- [What the task asks]:
Go through the records and give each one again exactly.

- [Data shown]:
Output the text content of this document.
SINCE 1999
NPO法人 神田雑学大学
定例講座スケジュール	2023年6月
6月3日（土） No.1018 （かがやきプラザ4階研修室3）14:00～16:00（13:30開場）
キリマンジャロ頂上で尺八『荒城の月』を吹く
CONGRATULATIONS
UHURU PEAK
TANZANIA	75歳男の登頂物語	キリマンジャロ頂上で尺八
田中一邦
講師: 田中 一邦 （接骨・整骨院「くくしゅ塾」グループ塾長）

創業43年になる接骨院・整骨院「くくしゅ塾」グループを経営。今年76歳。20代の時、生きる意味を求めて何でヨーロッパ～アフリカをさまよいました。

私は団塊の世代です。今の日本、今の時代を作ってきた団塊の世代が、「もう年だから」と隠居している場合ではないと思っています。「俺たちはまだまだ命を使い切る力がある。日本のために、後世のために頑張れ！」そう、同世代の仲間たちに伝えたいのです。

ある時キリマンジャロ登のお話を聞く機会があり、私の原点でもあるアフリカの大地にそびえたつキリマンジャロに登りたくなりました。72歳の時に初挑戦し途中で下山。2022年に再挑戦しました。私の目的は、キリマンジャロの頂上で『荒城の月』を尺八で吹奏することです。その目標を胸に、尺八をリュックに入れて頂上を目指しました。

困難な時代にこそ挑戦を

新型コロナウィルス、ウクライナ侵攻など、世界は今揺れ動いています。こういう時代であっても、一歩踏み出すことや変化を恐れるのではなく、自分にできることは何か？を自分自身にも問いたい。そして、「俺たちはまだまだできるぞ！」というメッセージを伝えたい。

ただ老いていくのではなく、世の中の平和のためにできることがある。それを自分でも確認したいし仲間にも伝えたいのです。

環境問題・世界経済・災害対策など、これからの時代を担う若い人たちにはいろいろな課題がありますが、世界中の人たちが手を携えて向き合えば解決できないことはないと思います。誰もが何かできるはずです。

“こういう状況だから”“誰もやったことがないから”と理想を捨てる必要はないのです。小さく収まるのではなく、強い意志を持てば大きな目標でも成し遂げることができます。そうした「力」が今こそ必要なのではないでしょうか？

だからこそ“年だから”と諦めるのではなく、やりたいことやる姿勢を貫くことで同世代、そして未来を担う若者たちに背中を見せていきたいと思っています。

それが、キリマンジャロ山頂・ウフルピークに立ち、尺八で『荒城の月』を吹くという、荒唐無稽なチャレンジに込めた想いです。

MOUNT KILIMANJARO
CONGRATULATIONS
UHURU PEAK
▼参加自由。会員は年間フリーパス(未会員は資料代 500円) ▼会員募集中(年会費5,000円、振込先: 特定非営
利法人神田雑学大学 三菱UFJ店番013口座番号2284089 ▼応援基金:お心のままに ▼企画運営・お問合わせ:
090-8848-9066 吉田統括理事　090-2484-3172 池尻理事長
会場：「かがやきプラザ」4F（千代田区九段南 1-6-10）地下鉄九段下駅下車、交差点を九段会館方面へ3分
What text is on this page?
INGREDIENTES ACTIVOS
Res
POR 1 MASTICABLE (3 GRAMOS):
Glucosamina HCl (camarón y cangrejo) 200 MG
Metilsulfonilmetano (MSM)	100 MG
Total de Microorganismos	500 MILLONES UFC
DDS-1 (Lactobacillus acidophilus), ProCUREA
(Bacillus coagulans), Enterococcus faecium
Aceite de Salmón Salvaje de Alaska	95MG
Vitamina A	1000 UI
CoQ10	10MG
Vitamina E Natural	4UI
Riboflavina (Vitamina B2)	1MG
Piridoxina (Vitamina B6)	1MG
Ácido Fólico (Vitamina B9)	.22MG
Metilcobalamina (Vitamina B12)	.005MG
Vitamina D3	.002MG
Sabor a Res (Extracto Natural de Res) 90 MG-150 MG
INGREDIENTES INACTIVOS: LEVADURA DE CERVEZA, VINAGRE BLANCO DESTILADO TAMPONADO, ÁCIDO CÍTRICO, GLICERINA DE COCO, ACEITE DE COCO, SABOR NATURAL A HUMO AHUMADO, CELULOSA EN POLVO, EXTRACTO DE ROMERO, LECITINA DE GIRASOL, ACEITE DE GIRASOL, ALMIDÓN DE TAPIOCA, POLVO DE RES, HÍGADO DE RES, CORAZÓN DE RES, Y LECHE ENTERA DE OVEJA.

- [Result]:
Output the text content of this document.
SINCE 1999
NPO法人 神田雑学大学
定例講座スケジュール	2023年6月
6月3日（土） No.1018 （かがやきプラザ4階研修室3）14:00～16:00（13:30開場）
キリマンジャロ頂上で尺八『荒城の月』を吹く
CONGRATULATIONS
UHURU PEAK
TANZANIA	75歳男の登頂物語	キリマンジャロ頂上で尺八
田中一邦
講師: 田中 一邦 （接骨・整骨院「くくしゅ塾」グループ塾長）

創業43年になる接骨院・整骨院「くくしゅ塾」グループを経営。今年76歳。20代の時、生きる意味を求めて何でヨーロッパ～アフリカをさまよいました。

私は団塊の世代です。今の日本、今の時代を作ってきた団塊の世代が、「もう年だから」と隠居している場合ではないと思っています。「俺たちはまだまだ命を使い切る力がある。日本のために、後世のために頑張れ！」そう、同世代の仲間たちに伝えたいのです。

ある時キリマンジャロ登のお話を聞く機会があり、私の原点でもあるアフリカの大地にそびえたつキリマンジャロに登りたくなりました。72歳の時に初挑戦し途中で下山。2022年に再挑戦しました。私の目的は、キリマンジャロの頂上で『荒城の月』を尺八で吹奏することです。その目標を胸に、尺八をリュックに入れて頂上を目指しました。

困難な時代にこそ挑戦を

新型コロナウィルス、ウクライナ侵攻など、世界は今揺れ動いています。こういう時代であっても、一歩踏み出すことや変化を恐れるのではなく、自分にできることは何か？を自分自身にも問いたい。そして、「俺たちはまだまだできるぞ！」というメッセージを伝えたい。

ただ老いていくのではなく、世の中の平和のためにできることがある。それを自分でも確認したいし仲間にも伝えたいのです。

環境問題・世界経済・災害対策など、これからの時代を担う若い人たちにはいろいろな課題がありますが、世界中の人たちが手を携えて向き合えば解決できないことはないと思います。誰もが何かできるはずです。

“こういう状況だから”“誰もやったことがないから”と理想を捨てる必要はないのです。小さく収まるのではなく、強い意志を持てば大きな目標でも成し遂げることができます。そうした「力」が今こそ必要なのではないでしょうか？

だからこそ“年だから”と諦めるのではなく、やりたいことやる姿勢を貫くことで同世代、そして未来を担う若者たちに背中を見せていきたいと思っています。

それが、キリマンジャロ山頂・ウフルピークに立ち、尺八で『荒城の月』を吹くという、荒唐無稽なチャレンジに込めた想いです。

MOUNT KILIMANJARO
CONGRATULATIONS
UHURU PEAK
▼参加自由。会員は年間フリーパス(未会員は資料代 500円) ▼会員募集中(年会費5,000円、振込先: 特定非営
利法人神田雑学大学 三菱UFJ店番013口座番号2284089 ▼応援基金:お心のままに ▼企画運営・お問合わせ:
090-8848-9066 吉田統括理事　090-2484-3172 池尻理事長
会場：「かがやきプラザ」4F（千代田区九段南 1-6-10）地下鉄九段下駅下車、交差点を九段会館方面へ3分
What text is on this page?
INGREDIENTES ACTIVOS
Res
POR 1 MASTICABLE (3 GRAMOS):
Glucosamina HCl (camarón y cangrejo) 200 MG
Metilsulfonilmetano (MSM)	100 MG
Total de Microorganismos	500 MILLONES UFC
DDS-1 (Lactobacillus acidophilus), ProCUREA
(Bacillus coagulans), Enterococcus faecium
Aceite de Salmón Salvaje de Alaska	95MG
Vitamina A	1000 UI
CoQ10	10MG
Vitamina E Natural	4UI
Riboflavina (Vitamina B2)	1MG
Piridoxina (Vitamina B6)	1MG
Ácido Fólico (Vitamina B9)	.22MG
Metilcobalamina (Vitamina B12)	.005MG
Vitamina D3	.002MG
Sabor a Res (Extracto Natural de Res) 90 MG-150 MG
INGREDIENTES INACTIVOS: LEVADURA DE CERVEZA, VINAGRE BLANCO DESTILADO TAMPONADO, ÁCIDO CÍTRICO, GLICERINA DE COCO, ACEITE DE COCO, SABOR NATURAL A HUMO AHUMADO, CELULOSA EN POLVO, EXTRACTO DE ROMERO, LECITINA DE GIRASOL, ACEITE DE GIRASOL, ALMIDÓN DE TAPIOCA, POLVO DE RES, HÍGADO DE RES, CORAZÓN DE RES, Y LECHE ENTERA DE OVEJA.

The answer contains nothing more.